▶ REQUIREMENTS: Please find all lines in the data that hold the string "während" and copy them.

▶ DATA LINES:
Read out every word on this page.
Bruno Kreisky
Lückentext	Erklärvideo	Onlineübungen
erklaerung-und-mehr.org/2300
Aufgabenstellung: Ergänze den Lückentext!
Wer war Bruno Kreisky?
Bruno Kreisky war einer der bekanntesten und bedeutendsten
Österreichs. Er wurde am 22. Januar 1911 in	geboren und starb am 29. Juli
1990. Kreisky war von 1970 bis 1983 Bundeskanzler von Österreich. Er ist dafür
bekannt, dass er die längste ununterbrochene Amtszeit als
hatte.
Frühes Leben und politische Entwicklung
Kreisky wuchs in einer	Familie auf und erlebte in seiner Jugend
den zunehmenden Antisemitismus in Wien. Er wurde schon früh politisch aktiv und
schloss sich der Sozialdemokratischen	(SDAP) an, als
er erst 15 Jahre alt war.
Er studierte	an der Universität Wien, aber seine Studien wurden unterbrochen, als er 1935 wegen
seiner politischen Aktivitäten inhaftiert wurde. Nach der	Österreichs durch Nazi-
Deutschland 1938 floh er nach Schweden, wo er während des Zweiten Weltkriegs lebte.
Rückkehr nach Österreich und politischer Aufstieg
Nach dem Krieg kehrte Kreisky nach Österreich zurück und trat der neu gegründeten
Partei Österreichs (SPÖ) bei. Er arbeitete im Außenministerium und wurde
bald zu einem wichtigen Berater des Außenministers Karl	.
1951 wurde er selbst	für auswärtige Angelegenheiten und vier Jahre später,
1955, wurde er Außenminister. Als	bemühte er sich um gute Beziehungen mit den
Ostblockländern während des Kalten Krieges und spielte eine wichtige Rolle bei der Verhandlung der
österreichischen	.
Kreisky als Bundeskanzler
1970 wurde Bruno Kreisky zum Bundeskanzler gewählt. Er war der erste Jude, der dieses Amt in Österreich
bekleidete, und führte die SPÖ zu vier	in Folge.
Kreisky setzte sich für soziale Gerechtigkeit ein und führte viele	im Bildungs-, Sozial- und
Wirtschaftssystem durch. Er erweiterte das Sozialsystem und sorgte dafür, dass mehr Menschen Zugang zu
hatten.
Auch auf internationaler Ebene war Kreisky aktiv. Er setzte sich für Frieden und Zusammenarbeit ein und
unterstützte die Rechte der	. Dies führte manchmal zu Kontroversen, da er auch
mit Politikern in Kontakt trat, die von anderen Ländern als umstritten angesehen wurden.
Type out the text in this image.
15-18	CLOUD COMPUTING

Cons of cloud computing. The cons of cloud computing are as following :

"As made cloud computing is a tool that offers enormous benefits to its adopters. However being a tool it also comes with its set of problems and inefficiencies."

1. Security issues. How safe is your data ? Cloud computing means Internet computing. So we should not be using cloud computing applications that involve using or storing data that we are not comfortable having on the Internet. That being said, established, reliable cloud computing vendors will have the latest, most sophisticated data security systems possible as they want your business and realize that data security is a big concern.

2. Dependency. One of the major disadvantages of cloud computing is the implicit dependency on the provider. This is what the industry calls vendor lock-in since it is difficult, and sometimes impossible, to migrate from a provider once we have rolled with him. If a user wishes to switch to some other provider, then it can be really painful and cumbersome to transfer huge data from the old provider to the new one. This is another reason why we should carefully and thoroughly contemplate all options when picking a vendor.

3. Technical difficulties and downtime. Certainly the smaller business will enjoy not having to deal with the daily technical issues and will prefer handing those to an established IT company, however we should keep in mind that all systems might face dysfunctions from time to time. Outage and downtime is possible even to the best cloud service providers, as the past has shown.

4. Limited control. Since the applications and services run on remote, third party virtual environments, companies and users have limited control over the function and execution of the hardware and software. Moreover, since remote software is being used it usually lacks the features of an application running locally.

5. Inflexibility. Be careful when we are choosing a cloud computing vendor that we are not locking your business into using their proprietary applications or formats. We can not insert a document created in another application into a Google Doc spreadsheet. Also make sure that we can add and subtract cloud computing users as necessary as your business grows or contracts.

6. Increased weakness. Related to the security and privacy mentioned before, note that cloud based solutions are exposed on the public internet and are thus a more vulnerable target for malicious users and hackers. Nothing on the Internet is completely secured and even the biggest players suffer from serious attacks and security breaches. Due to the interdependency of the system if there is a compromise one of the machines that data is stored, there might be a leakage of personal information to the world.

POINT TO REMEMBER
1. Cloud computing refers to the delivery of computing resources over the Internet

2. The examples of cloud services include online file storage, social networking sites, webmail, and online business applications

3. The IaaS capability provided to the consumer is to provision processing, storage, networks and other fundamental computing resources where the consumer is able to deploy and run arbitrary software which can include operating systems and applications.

▶ EXERCISE OUTPUT:
Deutschland 1938 floh er nach Schweden, wo er während des Zweiten Weltkriegs lebte.
Ostblockländern während des Kalten Krieges und spielte eine wichtige Rolle bei der Verhandlung der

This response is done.